== PASSAGE ==

▼

To: Die Zaubertuba
Yes, most of the world's great art was supported by patrons: kings, aristocrats, and the Church. Visit Italy, and virtually all the great art of the middle ages and the Renaissance was supported by people like Lorenzo di Medici or Pope Alexander VI, or was painted by monks and anonymous stoneworkers, who labored for the glory of God and the salvation of souls.
BUT, something went wrong in the modern age. I'd trust the Medicis to know great art when they saw it, but does anyone really believe that the NEA has the slightest idea which artists to support? It would be better to give the money to the Mafia and let the Godfather choose.
16 posted on
12/19/2001 7:25:54 AM PST by
Cicero
To: Cicero
There are a couple of crucial distinctions between Lorenzo di Medici and the NEA: The NEA's ONLY purpose is to spend money, and they can only spend it on 'art'. They also, by and large, don't have to look at it. The Medicis and other similar patrons, in contrast, had many other things that they could use their money for. They also were the ones stuck with looking at the art they commissioned. Do you honestly believe that the people of the NEA would spend their OWN mony to pay for some woman drooling in a corner of their living room? While the idiocy of the 'intelligencia' can often times astound, I doubt it.
To: Cicero
but does anyone really believe that the NEA has the slightest idea which artists to support? It would be better to give the money to the Mafia and let the Godfather choose.That's what I was alluding to when I mentioned the peer review system not always working. In reality, artists' peers are their own worst critics. I served on a State Grant Panel, and we actually visited grant applicants to determine two things: 1.) The effectiveness of the organization (i.e. budget controls, effective staffing and board, marketing effectiveness, etc..) and 2.) Artistic Quality--and we did get into involved discussions regarding what constituted a work of high enough quality to merit state funding.
The system, as I see it, has two weak links:
1.) It relies heavily on the quality of the panelists selected.
2.) The depth to which an organization can be evaluated is inversely proportional to the number of applications that need to be processed.

▲

Recorded data
▼

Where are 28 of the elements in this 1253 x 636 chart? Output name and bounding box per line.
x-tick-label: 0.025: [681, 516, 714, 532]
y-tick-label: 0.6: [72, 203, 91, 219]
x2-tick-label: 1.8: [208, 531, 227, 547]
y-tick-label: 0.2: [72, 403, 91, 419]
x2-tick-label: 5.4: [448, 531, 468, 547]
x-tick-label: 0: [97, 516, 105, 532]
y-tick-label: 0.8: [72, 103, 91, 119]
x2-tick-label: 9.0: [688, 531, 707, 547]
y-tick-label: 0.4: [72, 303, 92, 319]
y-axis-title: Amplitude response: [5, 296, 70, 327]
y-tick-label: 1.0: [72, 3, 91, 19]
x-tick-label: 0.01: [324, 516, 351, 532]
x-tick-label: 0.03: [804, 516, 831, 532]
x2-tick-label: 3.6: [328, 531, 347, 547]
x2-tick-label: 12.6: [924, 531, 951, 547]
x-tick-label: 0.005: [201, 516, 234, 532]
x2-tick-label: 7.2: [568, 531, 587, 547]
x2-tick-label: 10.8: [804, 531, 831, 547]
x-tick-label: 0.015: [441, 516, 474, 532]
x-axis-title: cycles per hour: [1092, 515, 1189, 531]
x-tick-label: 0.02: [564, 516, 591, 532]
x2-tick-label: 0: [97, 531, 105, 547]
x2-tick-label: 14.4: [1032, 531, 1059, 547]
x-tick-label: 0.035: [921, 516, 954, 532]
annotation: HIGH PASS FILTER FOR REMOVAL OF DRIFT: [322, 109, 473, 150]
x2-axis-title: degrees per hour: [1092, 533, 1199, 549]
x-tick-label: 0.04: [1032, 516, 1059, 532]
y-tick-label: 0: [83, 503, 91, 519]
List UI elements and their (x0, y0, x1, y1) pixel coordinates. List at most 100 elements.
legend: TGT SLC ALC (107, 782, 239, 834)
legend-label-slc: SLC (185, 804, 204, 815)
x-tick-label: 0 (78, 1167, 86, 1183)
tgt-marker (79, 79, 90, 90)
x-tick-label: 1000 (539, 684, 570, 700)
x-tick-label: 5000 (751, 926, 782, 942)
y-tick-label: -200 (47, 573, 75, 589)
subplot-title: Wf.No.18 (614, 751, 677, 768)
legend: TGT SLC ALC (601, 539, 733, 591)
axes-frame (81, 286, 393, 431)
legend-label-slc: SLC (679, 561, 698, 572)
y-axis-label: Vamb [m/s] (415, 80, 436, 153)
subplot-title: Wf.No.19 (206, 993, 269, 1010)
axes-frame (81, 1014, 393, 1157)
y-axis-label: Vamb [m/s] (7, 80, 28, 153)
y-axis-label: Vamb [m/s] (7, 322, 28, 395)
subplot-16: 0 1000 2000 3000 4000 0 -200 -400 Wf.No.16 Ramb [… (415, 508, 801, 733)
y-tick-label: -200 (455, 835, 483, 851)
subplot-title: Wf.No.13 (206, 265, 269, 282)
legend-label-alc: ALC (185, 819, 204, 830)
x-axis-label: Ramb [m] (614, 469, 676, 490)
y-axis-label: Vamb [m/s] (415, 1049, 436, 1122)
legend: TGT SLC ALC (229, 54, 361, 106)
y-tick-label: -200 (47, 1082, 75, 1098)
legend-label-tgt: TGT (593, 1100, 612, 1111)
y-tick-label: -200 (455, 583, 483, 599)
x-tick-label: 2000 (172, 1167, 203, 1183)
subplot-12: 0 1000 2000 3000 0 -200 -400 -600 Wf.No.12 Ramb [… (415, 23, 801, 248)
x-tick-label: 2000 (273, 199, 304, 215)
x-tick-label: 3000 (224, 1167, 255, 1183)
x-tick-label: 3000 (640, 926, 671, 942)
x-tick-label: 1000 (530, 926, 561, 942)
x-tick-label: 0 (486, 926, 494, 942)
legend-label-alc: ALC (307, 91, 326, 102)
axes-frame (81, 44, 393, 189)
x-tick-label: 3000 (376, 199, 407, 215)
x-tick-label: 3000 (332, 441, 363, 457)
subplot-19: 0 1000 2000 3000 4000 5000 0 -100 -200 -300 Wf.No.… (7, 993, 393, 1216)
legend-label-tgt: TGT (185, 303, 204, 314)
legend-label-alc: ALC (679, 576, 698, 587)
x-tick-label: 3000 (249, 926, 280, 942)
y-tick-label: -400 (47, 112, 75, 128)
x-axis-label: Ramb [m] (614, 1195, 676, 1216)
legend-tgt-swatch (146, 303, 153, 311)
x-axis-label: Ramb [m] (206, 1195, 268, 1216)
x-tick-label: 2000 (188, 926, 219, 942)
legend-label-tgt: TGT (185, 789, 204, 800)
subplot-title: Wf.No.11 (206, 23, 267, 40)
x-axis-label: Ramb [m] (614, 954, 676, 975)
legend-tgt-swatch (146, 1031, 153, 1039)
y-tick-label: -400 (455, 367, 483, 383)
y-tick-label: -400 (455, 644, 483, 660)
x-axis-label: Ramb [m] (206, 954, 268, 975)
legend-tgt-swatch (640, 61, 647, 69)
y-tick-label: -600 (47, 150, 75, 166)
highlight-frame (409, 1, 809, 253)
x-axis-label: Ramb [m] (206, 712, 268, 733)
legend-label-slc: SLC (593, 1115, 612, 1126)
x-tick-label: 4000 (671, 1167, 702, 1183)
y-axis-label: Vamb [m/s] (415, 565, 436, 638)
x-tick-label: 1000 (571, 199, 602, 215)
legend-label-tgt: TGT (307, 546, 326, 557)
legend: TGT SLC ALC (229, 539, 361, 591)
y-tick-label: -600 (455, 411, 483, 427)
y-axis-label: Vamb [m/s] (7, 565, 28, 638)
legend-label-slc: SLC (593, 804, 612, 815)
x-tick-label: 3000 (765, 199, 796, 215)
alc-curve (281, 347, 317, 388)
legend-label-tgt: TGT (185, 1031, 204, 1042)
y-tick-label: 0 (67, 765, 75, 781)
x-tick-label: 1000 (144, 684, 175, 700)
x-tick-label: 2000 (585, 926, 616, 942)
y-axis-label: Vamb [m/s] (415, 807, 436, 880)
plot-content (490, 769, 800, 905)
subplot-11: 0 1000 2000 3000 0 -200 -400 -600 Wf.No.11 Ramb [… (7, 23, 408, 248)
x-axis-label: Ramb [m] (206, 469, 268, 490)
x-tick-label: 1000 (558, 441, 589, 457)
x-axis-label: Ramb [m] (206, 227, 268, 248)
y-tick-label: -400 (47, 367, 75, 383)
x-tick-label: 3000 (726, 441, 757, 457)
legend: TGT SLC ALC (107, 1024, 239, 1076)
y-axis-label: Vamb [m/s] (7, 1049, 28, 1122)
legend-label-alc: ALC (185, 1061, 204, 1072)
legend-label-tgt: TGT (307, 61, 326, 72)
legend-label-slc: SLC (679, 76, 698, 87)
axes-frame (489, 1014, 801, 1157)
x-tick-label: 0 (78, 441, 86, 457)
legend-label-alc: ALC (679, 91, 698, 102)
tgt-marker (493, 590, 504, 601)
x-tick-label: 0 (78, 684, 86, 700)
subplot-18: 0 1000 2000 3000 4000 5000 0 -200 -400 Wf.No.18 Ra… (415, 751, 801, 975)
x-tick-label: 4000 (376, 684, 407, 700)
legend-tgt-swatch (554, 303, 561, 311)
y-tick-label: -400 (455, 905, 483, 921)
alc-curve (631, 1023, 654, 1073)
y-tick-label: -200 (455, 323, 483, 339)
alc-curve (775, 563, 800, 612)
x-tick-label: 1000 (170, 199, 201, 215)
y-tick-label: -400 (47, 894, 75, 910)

▲

Reproduce the forum thread from "The system, as" to "to be processed.". The material shown here was drawn from a different source than the forum thread.

== OUTPUT OF THE TASK ==
The system, as I see it, has two weak links:
1.) It relies heavily on the quality of the panelists selected.
2.) The depth to which an organization can be evaluated is inversely proportional to the number of applications that need to be processed.